**Set problem:** Rewrite the rows below with each "x-tick-label" swapped for "category-label" and everything else left as it is. Leave the pictures out of your answer.

[BEGIN Excerpted records]

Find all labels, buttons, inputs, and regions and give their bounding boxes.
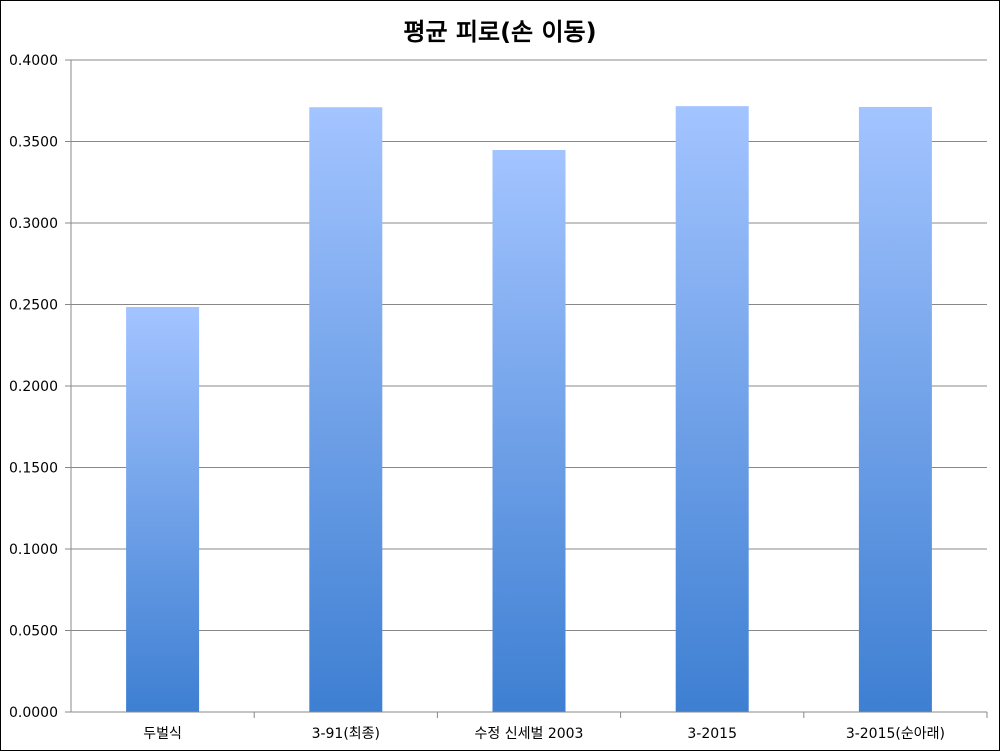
x-tick-label: 두벌식 [143, 726, 182, 742]
y-tick-label: 0.2500 [9, 298, 58, 314]
bar [126, 306, 200, 712]
y-tick-label: 0.0500 [9, 624, 58, 640]
y-tick-label: 0.3500 [9, 135, 58, 151]
y-tick-label: 0.3000 [9, 216, 58, 232]
axes: 0.0000 0.0500 0.1000 0.1500 0.2000 0.2500 0.30… [9, 53, 988, 742]
chart-title: 평균 피로(손 이동) [403, 18, 597, 46]
x-tick-label: 3-91(최종) [312, 726, 380, 742]
bar [492, 149, 566, 712]
bar [675, 106, 749, 712]
bar [858, 106, 932, 713]
x-tick-label: 3-2015(순아래) [846, 726, 945, 742]
y-tick-label: 0.1500 [9, 461, 58, 477]
y-tick-label: 0.4000 [9, 53, 58, 69]
y-tick-label: 0.1000 [9, 542, 58, 558]
x-tick-label: 수정 신세벌 2003 [475, 726, 584, 742]
y-tick-label: 0.0000 [9, 705, 58, 721]
bars [126, 106, 932, 713]
bar [309, 107, 383, 712]
x-tick-label: 3-2015 [687, 726, 737, 742]
y-tick-label: 0.2000 [9, 379, 58, 395]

[END Excerpted records]

**In response:**
Find all labels, buttons, inputs, and regions and give their bounding boxes.
category-label: 두벌식 [143, 726, 182, 742]
y-tick-label: 0.2500 [9, 298, 58, 314]
bar [126, 306, 200, 712]
y-tick-label: 0.0500 [9, 624, 58, 640]
y-tick-label: 0.3500 [9, 135, 58, 151]
y-tick-label: 0.3000 [9, 216, 58, 232]
axes: 0.0000 0.0500 0.1000 0.1500 0.2000 0.2500 0.30… [9, 53, 988, 742]
chart-title: 평균 피로(손 이동) [403, 18, 597, 46]
category-label: 3-91(최종) [312, 726, 380, 742]
bar [492, 149, 566, 712]
bar [675, 106, 749, 712]
bar [858, 106, 932, 713]
category-label: 3-2015(순아래) [846, 726, 945, 742]
y-tick-label: 0.1500 [9, 461, 58, 477]
y-tick-label: 0.4000 [9, 53, 58, 69]
y-tick-label: 0.1000 [9, 542, 58, 558]
category-label: 수정 신세벌 2003 [475, 726, 584, 742]
y-tick-label: 0.0000 [9, 705, 58, 721]
bars [126, 106, 932, 713]
bar [309, 107, 383, 712]
category-label: 3-2015 [687, 726, 737, 742]
y-tick-label: 0.2000 [9, 379, 58, 395]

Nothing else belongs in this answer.